To do:
Drop every picture, then transcribe the remaining data exactly.

Saved data entries
=======

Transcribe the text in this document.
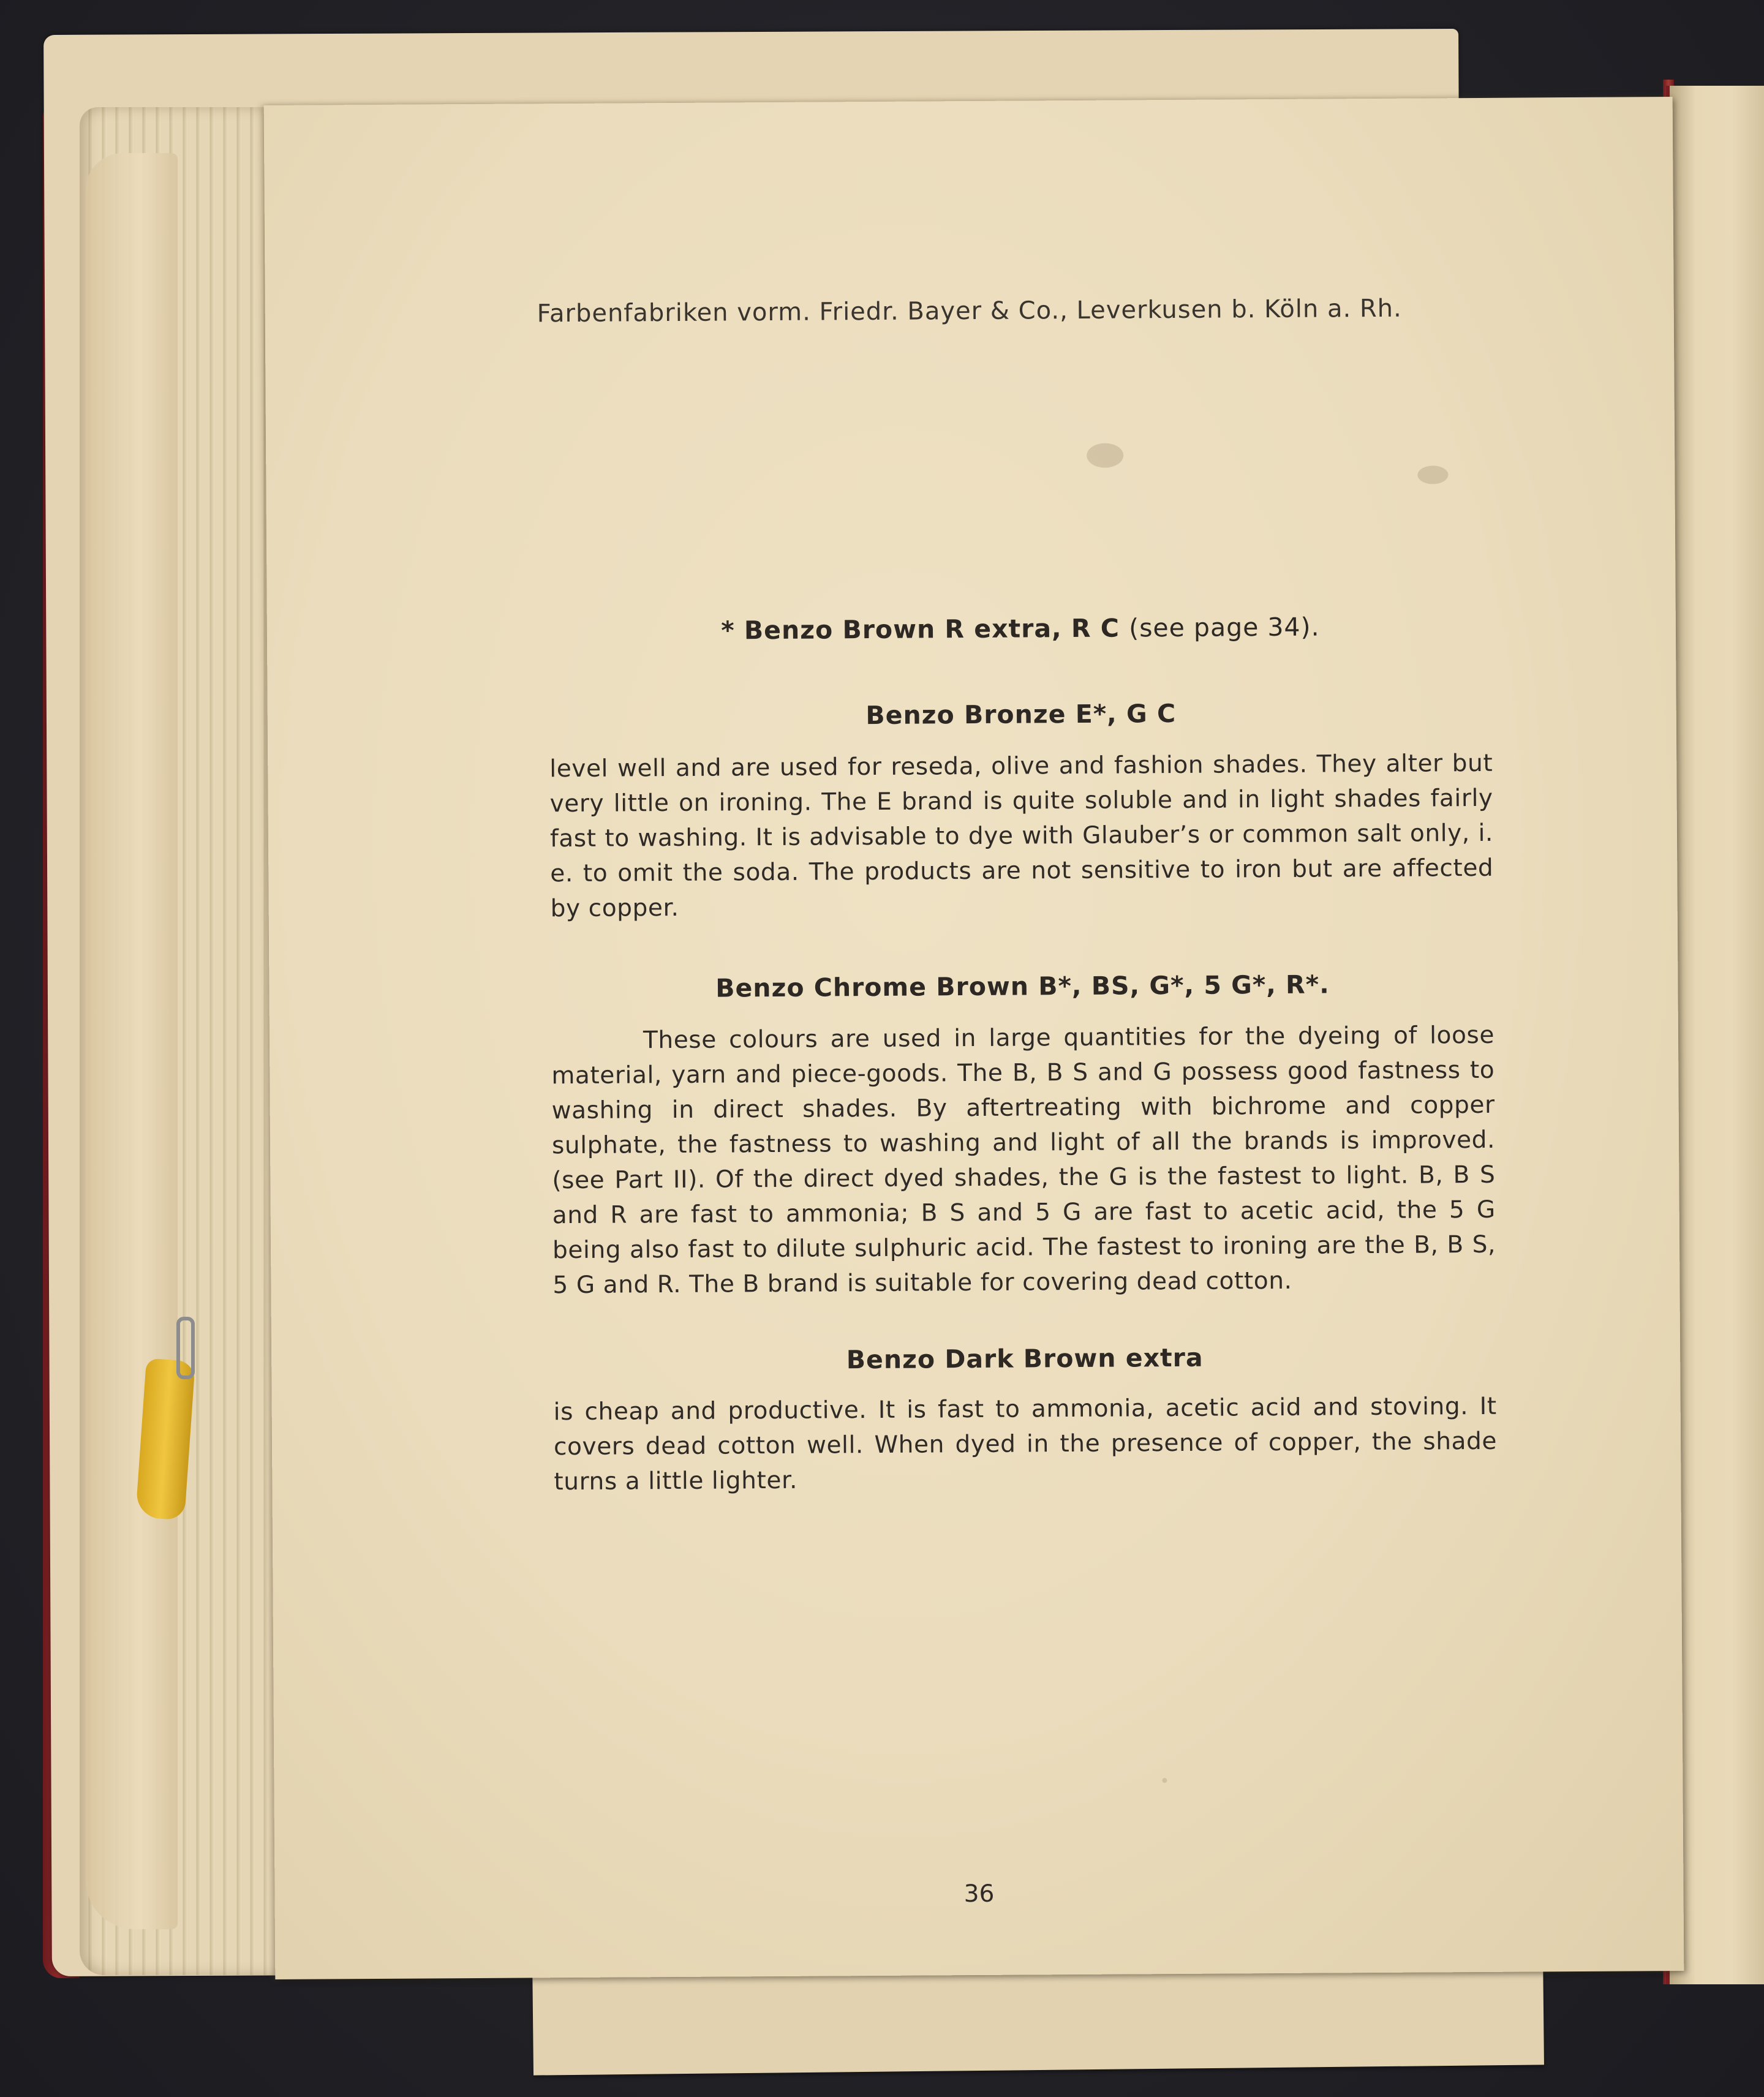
Farbenfabriken vorm. Friedr. Bayer & Co., Leverkusen b. Köln a. Rh.
* Benzo Brown R extra, R C (see page 34).
Benzo Bronze E*, G C
level well and are used for reseda, olive and fashion shades. They alter but very little on ironing. The E brand is quite soluble and in light shades fairly fast to washing. It is advisable to dye with Glauber’s or common salt only, i. e. to omit the soda. The products are not sensitive to iron but are affected by copper.
Benzo Chrome Brown B*, BS, G*, 5 G*, R*.
These colours are used in large quantities for the dyeing of loose material, yarn and piece-goods. The B, B S and G possess good fastness to washing in direct shades. By aftertreating with bichrome and copper sulphate, the fastness to washing and light of all the brands is improved. (see Part II). Of the direct dyed shades, the G is the fastest to light. B, B S and R are fast to ammonia; B S and 5 G are fast to acetic acid, the 5 G being also fast to dilute sulphuric acid. The fastest to ironing are the B, B S, 5 G and R. The B brand is suitable for covering dead cotton.
Benzo Dark Brown extra
is cheap and productive. It is fast to ammonia, acetic acid and stoving. It covers dead cotton well. When dyed in the presence of copper, the shade turns a little lighter.
36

=======

Worked solution:
Transcribe the text in this document.
Farbenfabriken vorm. Friedr. Bayer & Co., Leverkusen b. Köln a. Rh.
* Benzo Brown R extra, R C (see page 34).
Benzo Bronze E*, G C
level well and are used for reseda, olive and fashion shades. They alter but very little on ironing. The E brand is quite soluble and in light shades fairly fast to washing. It is advisable to dye with Glauber’s or common salt only, i. e. to omit the soda. The products are not sensitive to iron but are affected by copper.
Benzo Chrome Brown B*, BS, G*, 5 G*, R*.
These colours are used in large quantities for the dyeing of loose material, yarn and piece-goods. The B, B S and G possess good fastness to washing in direct shades. By aftertreating with bichrome and copper sulphate, the fastness to washing and light of all the brands is improved. (see Part II). Of the direct dyed shades, the G is the fastest to light. B, B S and R are fast to ammonia; B S and 5 G are fast to acetic acid, the 5 G being also fast to dilute sulphuric acid. The fastest to ironing are the B, B S, 5 G and R. The B brand is suitable for covering dead cotton.
Benzo Dark Brown extra
is cheap and productive. It is fast to ammonia, acetic acid and stoving. It covers dead cotton well. When dyed in the presence of copper, the shade turns a little lighter.
36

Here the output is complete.